Exercise description ->
Determine the number of lines containing the word "screenshot". Reply with it and nothing else.

-----

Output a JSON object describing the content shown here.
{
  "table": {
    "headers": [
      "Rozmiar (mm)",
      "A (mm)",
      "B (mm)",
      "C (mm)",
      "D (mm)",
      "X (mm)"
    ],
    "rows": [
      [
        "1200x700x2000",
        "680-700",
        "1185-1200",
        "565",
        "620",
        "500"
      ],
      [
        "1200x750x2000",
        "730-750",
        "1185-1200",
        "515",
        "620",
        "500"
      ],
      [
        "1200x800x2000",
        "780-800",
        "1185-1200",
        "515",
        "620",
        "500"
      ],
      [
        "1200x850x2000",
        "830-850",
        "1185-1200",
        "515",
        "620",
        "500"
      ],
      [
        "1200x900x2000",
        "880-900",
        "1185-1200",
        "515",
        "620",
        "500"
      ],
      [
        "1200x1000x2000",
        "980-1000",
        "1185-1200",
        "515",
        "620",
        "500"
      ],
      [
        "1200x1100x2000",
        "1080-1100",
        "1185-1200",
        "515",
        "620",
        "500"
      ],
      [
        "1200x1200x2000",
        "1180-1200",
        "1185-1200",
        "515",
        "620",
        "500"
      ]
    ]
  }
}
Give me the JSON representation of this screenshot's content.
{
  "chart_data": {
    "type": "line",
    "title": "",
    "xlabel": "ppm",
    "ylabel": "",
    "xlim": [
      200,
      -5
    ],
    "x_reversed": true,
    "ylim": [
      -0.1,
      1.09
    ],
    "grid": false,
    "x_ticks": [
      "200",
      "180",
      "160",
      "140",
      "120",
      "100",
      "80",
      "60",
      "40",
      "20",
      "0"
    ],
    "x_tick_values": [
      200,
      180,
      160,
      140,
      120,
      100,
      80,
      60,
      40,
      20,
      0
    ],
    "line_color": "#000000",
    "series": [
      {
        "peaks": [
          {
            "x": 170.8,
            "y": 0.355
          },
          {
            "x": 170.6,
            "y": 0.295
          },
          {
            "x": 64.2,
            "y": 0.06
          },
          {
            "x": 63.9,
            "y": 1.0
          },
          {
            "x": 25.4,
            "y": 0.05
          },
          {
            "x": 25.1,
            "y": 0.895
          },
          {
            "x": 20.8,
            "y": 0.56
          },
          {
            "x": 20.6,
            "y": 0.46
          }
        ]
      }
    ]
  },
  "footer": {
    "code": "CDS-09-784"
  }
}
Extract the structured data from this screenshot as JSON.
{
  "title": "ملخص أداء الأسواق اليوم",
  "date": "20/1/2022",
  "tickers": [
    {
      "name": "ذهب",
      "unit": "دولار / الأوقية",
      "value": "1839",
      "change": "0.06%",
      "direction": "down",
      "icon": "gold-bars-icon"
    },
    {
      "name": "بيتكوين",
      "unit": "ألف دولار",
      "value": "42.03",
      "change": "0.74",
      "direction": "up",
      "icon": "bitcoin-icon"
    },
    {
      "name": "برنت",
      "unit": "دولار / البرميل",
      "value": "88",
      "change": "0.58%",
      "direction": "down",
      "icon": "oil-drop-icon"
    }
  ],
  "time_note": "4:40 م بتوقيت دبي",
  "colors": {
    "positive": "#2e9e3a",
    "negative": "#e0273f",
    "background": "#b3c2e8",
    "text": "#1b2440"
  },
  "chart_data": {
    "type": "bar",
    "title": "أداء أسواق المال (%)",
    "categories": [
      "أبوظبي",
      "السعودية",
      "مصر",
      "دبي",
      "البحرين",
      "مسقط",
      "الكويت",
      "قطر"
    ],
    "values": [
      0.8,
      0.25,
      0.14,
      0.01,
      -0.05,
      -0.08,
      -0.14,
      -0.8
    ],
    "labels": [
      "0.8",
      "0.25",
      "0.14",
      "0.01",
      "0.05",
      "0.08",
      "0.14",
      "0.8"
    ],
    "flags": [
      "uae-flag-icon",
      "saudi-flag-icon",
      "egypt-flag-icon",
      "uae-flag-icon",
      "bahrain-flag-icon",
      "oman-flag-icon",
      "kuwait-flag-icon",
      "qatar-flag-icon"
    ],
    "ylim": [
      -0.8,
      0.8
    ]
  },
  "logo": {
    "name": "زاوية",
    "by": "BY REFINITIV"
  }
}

-----

Exercise output ->
2